WHAT TO PRODUCE: Your answer should be a single number: the count of lines containing the string "alter".

PROVIDED ENTRIES:
-- BEGIN --

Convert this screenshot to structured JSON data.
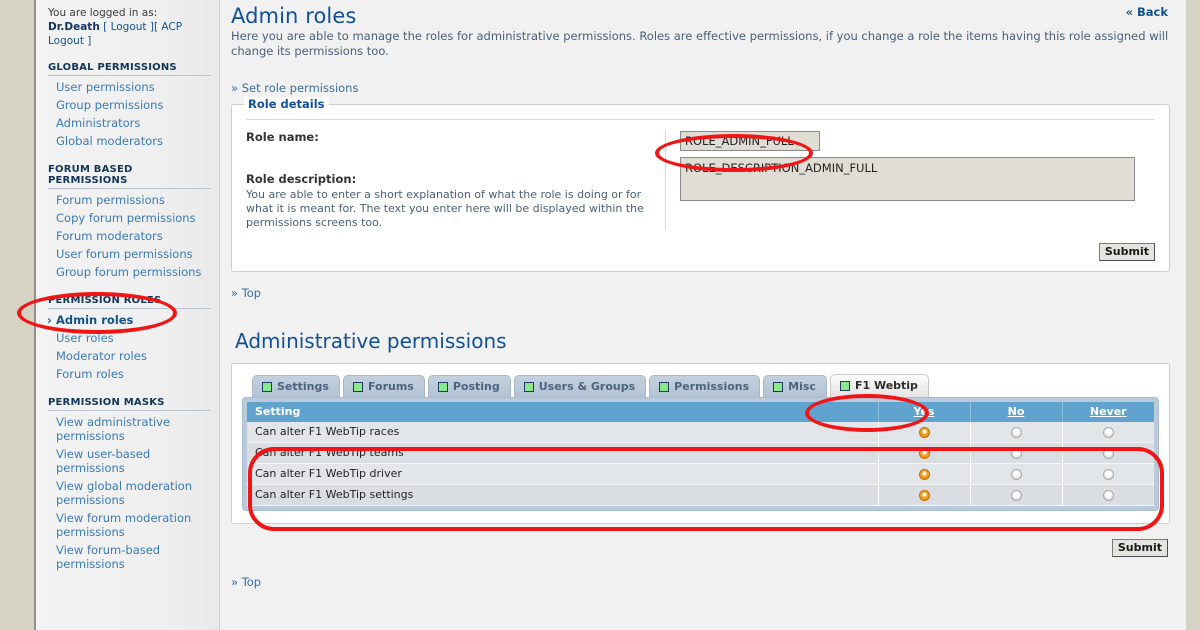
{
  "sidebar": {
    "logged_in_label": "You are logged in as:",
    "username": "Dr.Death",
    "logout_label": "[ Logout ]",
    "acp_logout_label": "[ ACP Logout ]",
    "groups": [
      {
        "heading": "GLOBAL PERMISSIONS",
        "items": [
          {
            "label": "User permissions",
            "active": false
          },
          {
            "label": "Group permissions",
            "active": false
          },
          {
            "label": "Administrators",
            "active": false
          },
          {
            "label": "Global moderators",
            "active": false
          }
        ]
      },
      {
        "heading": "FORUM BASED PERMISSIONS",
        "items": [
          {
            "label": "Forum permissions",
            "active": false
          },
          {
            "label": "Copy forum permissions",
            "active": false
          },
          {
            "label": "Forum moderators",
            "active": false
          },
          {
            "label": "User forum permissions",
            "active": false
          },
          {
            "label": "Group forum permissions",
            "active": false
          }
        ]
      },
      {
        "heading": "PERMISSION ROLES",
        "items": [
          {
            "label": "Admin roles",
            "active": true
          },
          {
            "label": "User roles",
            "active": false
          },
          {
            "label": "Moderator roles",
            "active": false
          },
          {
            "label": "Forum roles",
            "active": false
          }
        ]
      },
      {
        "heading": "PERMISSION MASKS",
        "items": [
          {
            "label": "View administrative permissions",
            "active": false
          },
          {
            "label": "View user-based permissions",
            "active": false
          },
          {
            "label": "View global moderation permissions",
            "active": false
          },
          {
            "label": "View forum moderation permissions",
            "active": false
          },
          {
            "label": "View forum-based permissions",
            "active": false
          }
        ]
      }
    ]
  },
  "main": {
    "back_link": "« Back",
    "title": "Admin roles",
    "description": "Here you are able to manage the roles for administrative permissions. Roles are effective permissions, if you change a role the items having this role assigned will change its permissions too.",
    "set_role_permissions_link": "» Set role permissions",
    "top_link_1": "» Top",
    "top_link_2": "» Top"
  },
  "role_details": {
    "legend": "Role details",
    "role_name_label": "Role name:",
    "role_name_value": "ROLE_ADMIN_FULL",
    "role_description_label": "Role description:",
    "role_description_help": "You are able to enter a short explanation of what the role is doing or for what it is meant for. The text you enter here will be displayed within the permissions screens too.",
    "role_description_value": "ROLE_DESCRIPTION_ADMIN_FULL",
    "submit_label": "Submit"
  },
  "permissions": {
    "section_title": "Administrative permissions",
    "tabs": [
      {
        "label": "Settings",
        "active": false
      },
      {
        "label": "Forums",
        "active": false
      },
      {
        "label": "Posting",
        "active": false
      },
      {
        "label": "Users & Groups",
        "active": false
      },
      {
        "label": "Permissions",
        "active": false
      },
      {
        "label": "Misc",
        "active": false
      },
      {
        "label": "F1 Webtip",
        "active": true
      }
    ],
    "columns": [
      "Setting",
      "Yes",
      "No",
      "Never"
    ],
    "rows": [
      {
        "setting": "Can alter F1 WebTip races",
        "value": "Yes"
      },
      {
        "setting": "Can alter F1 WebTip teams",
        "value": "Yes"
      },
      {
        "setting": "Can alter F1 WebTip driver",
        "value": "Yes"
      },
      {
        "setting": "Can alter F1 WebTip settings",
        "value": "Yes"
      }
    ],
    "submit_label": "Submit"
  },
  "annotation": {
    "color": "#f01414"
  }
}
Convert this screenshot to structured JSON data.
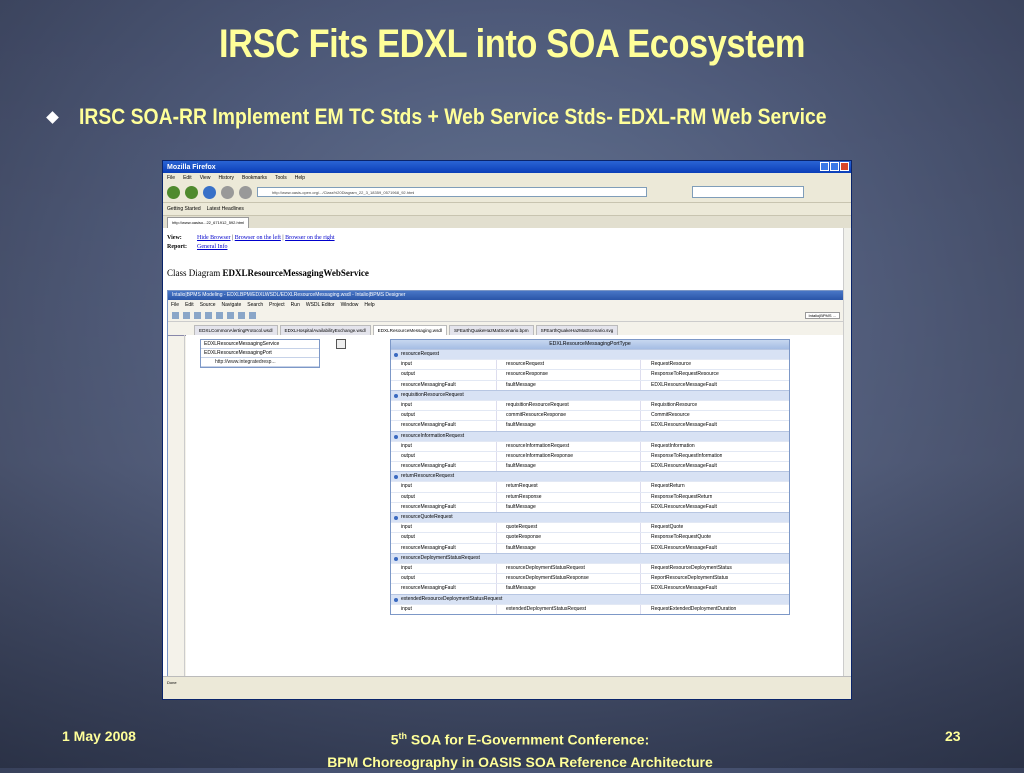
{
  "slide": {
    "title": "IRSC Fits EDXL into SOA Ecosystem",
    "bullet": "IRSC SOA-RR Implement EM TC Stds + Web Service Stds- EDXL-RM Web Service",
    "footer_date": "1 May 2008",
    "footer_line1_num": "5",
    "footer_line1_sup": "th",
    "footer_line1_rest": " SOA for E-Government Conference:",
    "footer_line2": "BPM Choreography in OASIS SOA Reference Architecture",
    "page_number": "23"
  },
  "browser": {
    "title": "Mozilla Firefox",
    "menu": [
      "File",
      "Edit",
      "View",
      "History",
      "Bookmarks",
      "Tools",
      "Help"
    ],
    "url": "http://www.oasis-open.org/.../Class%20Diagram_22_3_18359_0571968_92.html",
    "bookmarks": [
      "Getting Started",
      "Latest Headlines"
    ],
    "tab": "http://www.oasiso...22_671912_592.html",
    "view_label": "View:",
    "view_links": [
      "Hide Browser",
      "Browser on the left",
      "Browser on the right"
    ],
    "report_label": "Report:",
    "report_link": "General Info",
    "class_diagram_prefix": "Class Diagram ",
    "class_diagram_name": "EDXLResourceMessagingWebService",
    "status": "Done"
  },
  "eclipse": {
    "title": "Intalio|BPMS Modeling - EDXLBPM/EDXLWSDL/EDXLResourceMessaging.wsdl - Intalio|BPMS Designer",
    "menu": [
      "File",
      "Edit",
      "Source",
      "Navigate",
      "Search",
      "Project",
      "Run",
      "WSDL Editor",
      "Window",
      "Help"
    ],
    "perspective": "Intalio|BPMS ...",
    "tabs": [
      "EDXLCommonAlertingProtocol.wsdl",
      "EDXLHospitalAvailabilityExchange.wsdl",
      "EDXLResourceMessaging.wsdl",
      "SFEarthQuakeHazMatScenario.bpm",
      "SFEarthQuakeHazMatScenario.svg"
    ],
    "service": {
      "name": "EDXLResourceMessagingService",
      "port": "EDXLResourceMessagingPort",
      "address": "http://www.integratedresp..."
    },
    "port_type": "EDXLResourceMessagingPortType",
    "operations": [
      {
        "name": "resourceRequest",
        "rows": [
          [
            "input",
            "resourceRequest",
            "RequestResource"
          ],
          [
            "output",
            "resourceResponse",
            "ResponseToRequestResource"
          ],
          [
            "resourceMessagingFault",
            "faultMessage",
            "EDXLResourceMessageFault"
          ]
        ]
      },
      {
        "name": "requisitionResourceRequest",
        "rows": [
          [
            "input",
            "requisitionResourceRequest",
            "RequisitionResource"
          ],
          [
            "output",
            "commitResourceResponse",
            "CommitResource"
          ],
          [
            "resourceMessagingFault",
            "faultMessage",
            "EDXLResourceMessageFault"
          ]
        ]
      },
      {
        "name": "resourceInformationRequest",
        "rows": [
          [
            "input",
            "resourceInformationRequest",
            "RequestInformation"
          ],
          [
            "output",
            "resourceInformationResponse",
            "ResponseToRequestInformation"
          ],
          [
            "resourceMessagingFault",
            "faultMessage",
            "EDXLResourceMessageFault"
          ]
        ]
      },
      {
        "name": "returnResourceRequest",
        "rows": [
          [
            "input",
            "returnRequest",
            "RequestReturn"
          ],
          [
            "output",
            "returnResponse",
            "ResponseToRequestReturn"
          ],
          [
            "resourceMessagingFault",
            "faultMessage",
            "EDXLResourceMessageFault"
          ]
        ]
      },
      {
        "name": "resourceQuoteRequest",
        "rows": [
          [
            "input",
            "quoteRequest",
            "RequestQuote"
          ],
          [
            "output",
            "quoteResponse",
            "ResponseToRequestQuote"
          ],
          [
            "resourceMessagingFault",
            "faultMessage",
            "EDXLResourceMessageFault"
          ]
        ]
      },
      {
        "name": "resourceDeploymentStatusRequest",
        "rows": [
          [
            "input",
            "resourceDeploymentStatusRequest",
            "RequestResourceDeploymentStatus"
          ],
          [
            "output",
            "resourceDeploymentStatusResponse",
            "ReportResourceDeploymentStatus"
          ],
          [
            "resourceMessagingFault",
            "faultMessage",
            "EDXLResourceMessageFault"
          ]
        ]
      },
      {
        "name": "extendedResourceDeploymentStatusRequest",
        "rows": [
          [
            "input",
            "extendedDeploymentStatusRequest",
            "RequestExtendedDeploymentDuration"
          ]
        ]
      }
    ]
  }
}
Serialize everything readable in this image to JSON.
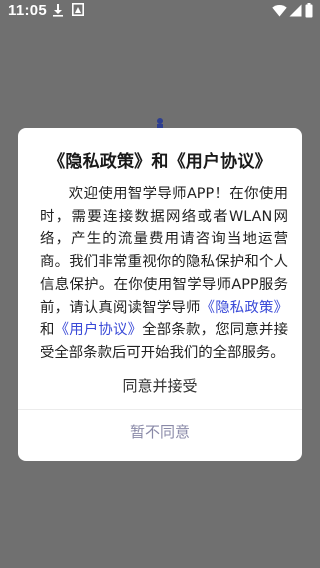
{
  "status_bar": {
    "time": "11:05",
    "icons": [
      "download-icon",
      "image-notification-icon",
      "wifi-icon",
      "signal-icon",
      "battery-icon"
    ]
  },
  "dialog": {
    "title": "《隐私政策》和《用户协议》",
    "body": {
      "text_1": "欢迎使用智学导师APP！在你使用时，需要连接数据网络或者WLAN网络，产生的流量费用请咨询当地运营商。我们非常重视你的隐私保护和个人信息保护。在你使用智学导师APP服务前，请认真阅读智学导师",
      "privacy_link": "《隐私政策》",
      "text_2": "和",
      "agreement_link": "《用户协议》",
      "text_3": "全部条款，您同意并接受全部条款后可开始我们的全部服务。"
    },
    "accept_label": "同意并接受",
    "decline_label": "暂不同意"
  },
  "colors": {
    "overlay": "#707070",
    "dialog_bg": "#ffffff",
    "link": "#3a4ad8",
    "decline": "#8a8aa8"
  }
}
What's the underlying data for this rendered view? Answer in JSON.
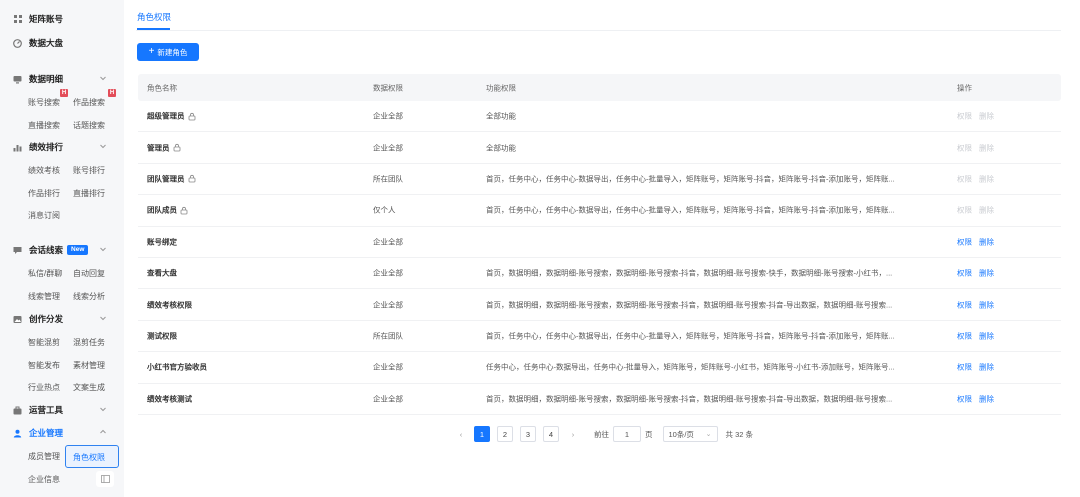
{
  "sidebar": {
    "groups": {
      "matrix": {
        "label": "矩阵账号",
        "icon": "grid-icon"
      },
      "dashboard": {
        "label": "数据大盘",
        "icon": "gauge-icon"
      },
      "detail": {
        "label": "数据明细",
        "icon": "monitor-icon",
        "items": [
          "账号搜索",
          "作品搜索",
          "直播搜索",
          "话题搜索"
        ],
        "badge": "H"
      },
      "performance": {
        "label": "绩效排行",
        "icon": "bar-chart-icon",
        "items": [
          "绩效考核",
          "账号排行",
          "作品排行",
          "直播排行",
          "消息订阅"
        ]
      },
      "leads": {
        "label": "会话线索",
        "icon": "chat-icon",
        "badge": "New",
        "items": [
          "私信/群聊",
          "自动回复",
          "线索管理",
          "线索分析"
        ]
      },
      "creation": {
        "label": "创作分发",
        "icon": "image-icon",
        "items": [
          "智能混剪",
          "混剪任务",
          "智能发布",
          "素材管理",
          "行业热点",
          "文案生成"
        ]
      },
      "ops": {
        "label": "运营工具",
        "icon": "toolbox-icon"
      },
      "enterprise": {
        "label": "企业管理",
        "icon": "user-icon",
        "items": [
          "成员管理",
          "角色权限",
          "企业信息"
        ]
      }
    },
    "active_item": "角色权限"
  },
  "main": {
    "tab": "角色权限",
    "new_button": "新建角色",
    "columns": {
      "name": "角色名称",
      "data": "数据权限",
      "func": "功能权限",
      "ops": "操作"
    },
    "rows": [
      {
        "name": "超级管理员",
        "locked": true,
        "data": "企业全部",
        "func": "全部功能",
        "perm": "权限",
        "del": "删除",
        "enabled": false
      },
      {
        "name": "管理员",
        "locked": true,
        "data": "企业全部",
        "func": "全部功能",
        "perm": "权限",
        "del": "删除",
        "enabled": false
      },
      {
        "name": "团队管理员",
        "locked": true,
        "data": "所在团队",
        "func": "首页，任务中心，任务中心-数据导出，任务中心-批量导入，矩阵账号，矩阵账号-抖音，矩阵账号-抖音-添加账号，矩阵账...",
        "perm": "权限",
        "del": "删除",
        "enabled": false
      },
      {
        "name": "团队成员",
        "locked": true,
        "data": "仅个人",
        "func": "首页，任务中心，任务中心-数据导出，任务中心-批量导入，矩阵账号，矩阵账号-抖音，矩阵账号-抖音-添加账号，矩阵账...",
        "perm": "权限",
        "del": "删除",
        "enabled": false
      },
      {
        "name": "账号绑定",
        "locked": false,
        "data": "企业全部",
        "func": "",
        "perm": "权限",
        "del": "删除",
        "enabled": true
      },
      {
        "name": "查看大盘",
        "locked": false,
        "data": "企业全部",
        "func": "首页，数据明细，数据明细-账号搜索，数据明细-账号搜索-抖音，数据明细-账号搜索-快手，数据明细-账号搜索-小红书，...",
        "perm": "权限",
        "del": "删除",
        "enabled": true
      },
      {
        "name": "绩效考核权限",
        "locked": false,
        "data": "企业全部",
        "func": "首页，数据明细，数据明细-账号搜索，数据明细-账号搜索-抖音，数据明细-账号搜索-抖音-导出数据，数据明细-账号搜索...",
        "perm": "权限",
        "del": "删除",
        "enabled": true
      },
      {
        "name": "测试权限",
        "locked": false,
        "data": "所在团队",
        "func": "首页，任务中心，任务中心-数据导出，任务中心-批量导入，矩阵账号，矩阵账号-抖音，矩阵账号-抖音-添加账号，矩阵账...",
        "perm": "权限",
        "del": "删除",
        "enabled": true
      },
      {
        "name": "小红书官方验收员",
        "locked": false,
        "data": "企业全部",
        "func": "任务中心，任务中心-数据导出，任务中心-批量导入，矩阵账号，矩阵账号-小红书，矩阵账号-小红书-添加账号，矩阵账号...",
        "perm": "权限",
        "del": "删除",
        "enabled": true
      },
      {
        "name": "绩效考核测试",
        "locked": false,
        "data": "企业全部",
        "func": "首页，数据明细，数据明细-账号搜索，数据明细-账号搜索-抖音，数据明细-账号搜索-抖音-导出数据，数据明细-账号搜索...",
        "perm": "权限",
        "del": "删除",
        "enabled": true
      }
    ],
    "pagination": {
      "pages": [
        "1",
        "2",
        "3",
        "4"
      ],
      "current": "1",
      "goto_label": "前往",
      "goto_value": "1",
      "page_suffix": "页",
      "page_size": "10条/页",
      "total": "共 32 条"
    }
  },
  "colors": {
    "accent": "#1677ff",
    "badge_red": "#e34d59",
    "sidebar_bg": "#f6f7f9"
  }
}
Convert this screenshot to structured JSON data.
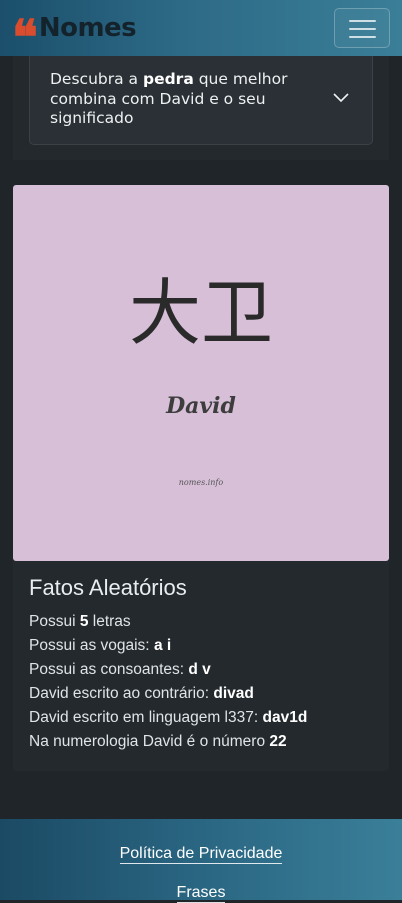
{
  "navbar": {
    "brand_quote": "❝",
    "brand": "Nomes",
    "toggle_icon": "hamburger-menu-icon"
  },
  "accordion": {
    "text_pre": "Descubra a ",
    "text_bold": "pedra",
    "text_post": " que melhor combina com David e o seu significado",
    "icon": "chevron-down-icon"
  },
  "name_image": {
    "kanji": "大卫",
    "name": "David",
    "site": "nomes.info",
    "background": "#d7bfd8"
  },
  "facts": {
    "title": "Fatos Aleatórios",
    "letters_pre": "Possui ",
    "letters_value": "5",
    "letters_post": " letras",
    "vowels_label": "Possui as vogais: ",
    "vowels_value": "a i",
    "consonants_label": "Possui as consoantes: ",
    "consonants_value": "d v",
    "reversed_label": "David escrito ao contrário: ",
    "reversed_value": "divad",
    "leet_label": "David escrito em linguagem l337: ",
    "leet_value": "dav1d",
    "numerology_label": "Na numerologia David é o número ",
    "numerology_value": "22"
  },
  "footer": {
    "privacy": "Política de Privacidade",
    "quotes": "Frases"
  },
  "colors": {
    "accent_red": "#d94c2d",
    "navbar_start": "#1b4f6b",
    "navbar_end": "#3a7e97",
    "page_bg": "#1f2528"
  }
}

-- END --

ANSWER FOR THIS EXERCISE: 4